Katiana, que autorizou o Navegando na Poesia a publicar no Instagram a sua leitura de "Poesia na Varanda", de Sônia Junqueira, valoriza a produção deste tipo de conteúdo durante o confinamento. "É através da arte que as pessoas estão sendo salvas. Já dizia o Ferreira Gullar: 'A arte existe porque a vida não basta'. Mas não pode ser só isso, pois a criança não pode ficar o tempo todo vidrada no celular. É bom que esse artifício seja usado para desmembrar em outra atividade. Eu já recebi desenho de uma história que contei, por exemplo. Já recebi vídeos de crianças que gravaram a brincadeira que eu fiz e me mandaram. Eu até postei", afirma a atriz.
Reinvenção
Segundo Maria Siqueira, que é professora de teatro no campus Campos Centro do Instituto Federal Fluminense (IFFluminense), esta situação obriga os artistas da cidade a se reinventarem. "Não é simplesmente pegar uma produção que já existia e transportá-la para a plataforma digital. É uma nova linguagem, que os artistas não exploravam. Os artistas de teatro, pela própria natureza da presença na arte teatral, muitos artistas resistiram a ocupar os espaços digitais e agora estão se vendo obrigados a isso. Têm nascido novas linguagens, a contação de história está mudando um pouco. No começo, era meio que fingindo estar pessoalmente. É claro que não é algo que não existisse, mas isso está se multiplicando", diz Maria, que também destaca as particularidades dos conteúdos infantis:
"Tirando as pessoas em situação de vulnerabilidade social, que não têm uma moradia com o mínimo de estrutura, mas pensando em termos de faixa etária, as crianças parecem ser as mais afetadas pelo isolamento. Elas não têm a maturidade para lidar com este momento. Elas têm uma demanda de gasto energético muito maior. Nós vivemos numa sociedade verticalizada. Muitas pessoas moram em prédio com criança. Então, existe uma demanda enorme (pela produção de conteúdo online). É muito legal ver os artistas criando alternativas. Tem surgido muita gente boa na internet, gente que já fazia um trabalho muito legal e que está descobrindo as plataformas, aprendendo a editar, aprendendo qual é o tamanho do conteúdo a produzir. Não posso produzir uma peça de uma hora de duração, ninguém vai ficar vendo. São conteúdos mais curtos".

» **QUESTÃO**: No texto sobre arte durante o confinamento, o que Maria Siqueira ensina e onde? Os dados não têm papel nenhum aqui.

» **DADOS FORNECIDOS**:
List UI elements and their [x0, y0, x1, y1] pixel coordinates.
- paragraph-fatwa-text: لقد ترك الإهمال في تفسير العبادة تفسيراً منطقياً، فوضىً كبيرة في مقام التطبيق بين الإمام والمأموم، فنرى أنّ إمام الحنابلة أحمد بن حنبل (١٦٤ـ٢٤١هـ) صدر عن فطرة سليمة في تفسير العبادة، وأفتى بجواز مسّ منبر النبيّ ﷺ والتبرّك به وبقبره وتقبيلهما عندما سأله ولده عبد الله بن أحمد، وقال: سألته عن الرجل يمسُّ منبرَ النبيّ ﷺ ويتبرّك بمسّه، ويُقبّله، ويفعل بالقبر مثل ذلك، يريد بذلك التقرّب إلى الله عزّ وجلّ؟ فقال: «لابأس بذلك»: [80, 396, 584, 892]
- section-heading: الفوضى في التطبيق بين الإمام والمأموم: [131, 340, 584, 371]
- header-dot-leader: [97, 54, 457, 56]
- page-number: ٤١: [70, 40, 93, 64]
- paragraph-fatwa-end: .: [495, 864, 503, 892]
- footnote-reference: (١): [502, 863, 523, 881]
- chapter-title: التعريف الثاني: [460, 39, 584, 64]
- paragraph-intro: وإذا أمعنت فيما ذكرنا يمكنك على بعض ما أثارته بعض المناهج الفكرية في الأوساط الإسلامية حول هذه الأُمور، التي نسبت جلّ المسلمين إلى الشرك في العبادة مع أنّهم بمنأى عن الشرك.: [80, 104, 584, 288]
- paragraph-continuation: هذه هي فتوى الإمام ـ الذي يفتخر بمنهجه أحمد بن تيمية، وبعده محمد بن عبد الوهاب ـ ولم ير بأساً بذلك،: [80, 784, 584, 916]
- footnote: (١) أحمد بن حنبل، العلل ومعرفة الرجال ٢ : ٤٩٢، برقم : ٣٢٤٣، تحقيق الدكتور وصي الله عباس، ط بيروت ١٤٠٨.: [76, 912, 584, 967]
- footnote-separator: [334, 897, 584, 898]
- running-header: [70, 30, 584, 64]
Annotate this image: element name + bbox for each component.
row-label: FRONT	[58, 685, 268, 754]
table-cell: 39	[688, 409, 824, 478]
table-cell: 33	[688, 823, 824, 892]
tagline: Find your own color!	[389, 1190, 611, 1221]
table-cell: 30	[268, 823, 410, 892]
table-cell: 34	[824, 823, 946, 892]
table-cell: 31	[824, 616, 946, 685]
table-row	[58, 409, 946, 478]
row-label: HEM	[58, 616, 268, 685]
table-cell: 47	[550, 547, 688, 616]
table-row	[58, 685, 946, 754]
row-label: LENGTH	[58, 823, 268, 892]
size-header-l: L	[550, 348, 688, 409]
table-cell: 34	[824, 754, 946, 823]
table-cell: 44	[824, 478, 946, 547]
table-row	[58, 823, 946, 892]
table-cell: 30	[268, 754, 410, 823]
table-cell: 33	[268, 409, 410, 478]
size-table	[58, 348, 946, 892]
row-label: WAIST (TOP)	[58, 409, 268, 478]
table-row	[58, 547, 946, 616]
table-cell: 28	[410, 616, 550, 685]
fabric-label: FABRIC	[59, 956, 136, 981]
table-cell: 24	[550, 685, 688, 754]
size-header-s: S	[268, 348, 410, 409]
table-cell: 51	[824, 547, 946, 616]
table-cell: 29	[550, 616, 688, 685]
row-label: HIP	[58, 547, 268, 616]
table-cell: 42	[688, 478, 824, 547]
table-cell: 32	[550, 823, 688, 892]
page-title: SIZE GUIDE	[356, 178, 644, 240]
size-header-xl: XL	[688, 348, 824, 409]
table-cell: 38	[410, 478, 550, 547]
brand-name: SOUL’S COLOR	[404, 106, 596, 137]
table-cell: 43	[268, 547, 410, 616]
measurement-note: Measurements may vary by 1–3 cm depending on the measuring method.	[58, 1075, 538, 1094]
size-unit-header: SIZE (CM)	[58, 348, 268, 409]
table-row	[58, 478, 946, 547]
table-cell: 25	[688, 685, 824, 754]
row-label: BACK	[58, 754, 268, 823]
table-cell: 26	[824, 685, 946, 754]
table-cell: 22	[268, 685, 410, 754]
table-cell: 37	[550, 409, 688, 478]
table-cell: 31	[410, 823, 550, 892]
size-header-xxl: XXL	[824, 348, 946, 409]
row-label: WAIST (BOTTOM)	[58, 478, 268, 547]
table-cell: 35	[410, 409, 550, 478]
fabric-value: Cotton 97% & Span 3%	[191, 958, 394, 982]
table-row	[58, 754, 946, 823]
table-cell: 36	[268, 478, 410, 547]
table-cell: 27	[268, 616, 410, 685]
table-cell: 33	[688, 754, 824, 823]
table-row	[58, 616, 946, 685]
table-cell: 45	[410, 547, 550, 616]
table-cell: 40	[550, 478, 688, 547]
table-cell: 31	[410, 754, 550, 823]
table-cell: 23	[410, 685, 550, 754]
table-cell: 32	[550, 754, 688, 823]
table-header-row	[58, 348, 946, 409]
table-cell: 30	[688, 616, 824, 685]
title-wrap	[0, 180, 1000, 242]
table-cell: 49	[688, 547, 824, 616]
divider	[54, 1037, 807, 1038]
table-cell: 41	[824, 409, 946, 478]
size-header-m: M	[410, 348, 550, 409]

» **RESPOSTA DA QUESTÃO**: Ela é professora de teatro no campus Campos Centro do Instituto Federal Fluminense (IFFluminense).